--- STATED GOAL ---
Return the listing below verbatim. Pictures do not belong in the copy.

-*-*-

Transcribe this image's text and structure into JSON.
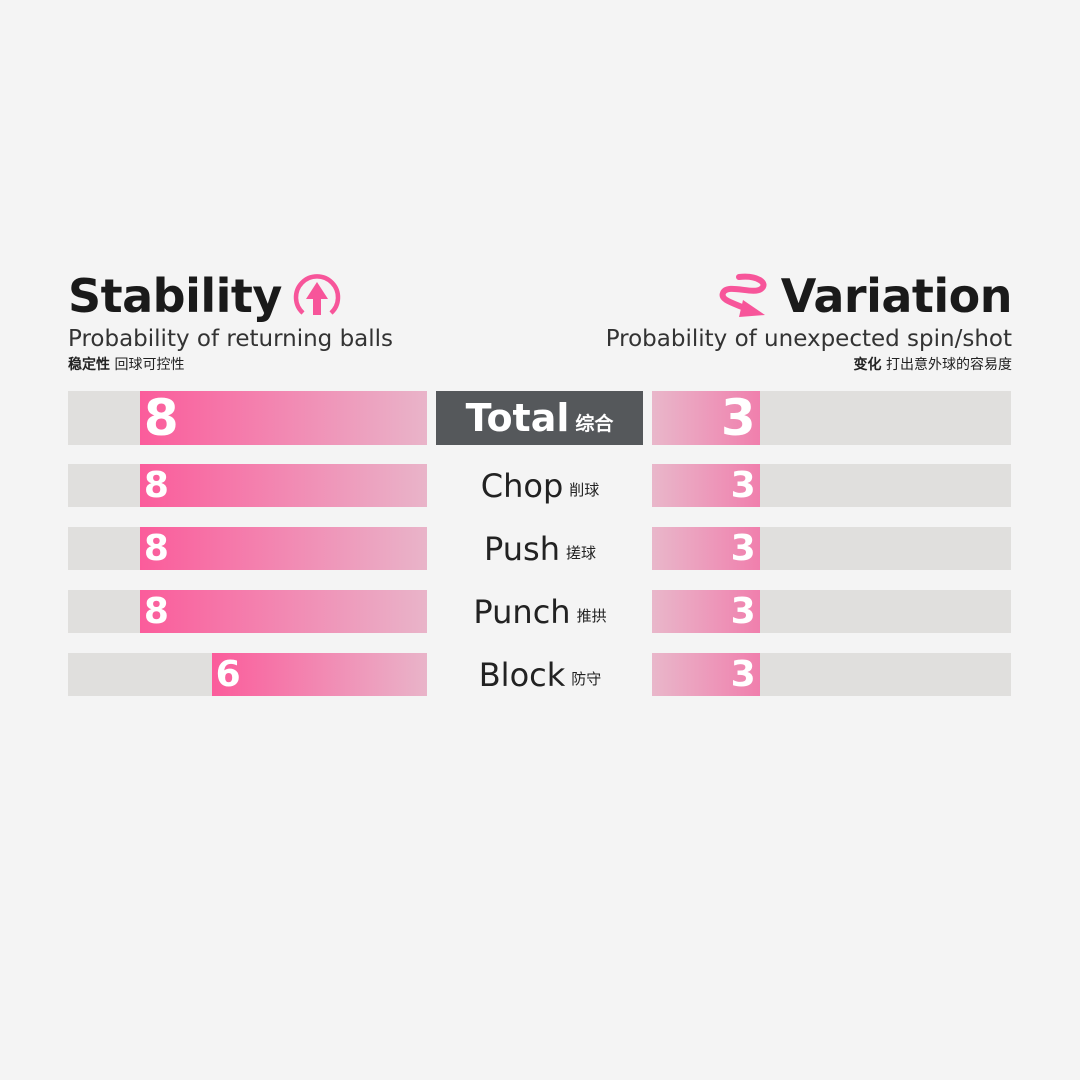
{
  "left_header": {
    "title": "Stability",
    "subtitle": "Probability of returning balls",
    "cn_bold": "稳定性",
    "cn": "回球可控性",
    "icon": "circle-up-arrow-icon"
  },
  "right_header": {
    "title": "Variation",
    "subtitle": "Probability of unexpected spin/shot",
    "cn_bold": "变化",
    "cn": "打出意外球的容易度",
    "icon": "swirl-arrow-icon"
  },
  "colors": {
    "accent": "#f7559a",
    "track": "#e0dfdd",
    "total_bg": "#55585b",
    "background": "#f4f4f4"
  },
  "chart_data": {
    "type": "bar",
    "orientation": "horizontal-butterfly",
    "xlim": [
      0,
      10
    ],
    "categories": [
      {
        "label": "Total",
        "cn": "综合"
      },
      {
        "label": "Chop",
        "cn": "削球"
      },
      {
        "label": "Push",
        "cn": "搓球"
      },
      {
        "label": "Punch",
        "cn": "推拱"
      },
      {
        "label": "Block",
        "cn": "防守"
      }
    ],
    "series": [
      {
        "name": "Stability",
        "values": [
          8,
          8,
          8,
          8,
          6
        ]
      },
      {
        "name": "Variation",
        "values": [
          3,
          3,
          3,
          3,
          3
        ]
      }
    ]
  }
}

-*-*-

--- ANSWER TO THE TASK ---
Transcribe this image's text and structure into JSON.
{
  "left_header": {
    "title": "Stability",
    "subtitle": "Probability of returning balls",
    "cn_bold": "稳定性",
    "cn": "回球可控性",
    "icon": "circle-up-arrow-icon"
  },
  "right_header": {
    "title": "Variation",
    "subtitle": "Probability of unexpected spin/shot",
    "cn_bold": "变化",
    "cn": "打出意外球的容易度",
    "icon": "swirl-arrow-icon"
  },
  "colors": {
    "accent": "#f7559a",
    "track": "#e0dfdd",
    "total_bg": "#55585b",
    "background": "#f4f4f4"
  },
  "chart_data": {
    "type": "bar",
    "orientation": "horizontal-butterfly",
    "xlim": [
      0,
      10
    ],
    "categories": [
      {
        "label": "Total",
        "cn": "综合"
      },
      {
        "label": "Chop",
        "cn": "削球"
      },
      {
        "label": "Push",
        "cn": "搓球"
      },
      {
        "label": "Punch",
        "cn": "推拱"
      },
      {
        "label": "Block",
        "cn": "防守"
      }
    ],
    "series": [
      {
        "name": "Stability",
        "values": [
          8,
          8,
          8,
          8,
          6
        ]
      },
      {
        "name": "Variation",
        "values": [
          3,
          3,
          3,
          3,
          3
        ]
      }
    ]
  }
}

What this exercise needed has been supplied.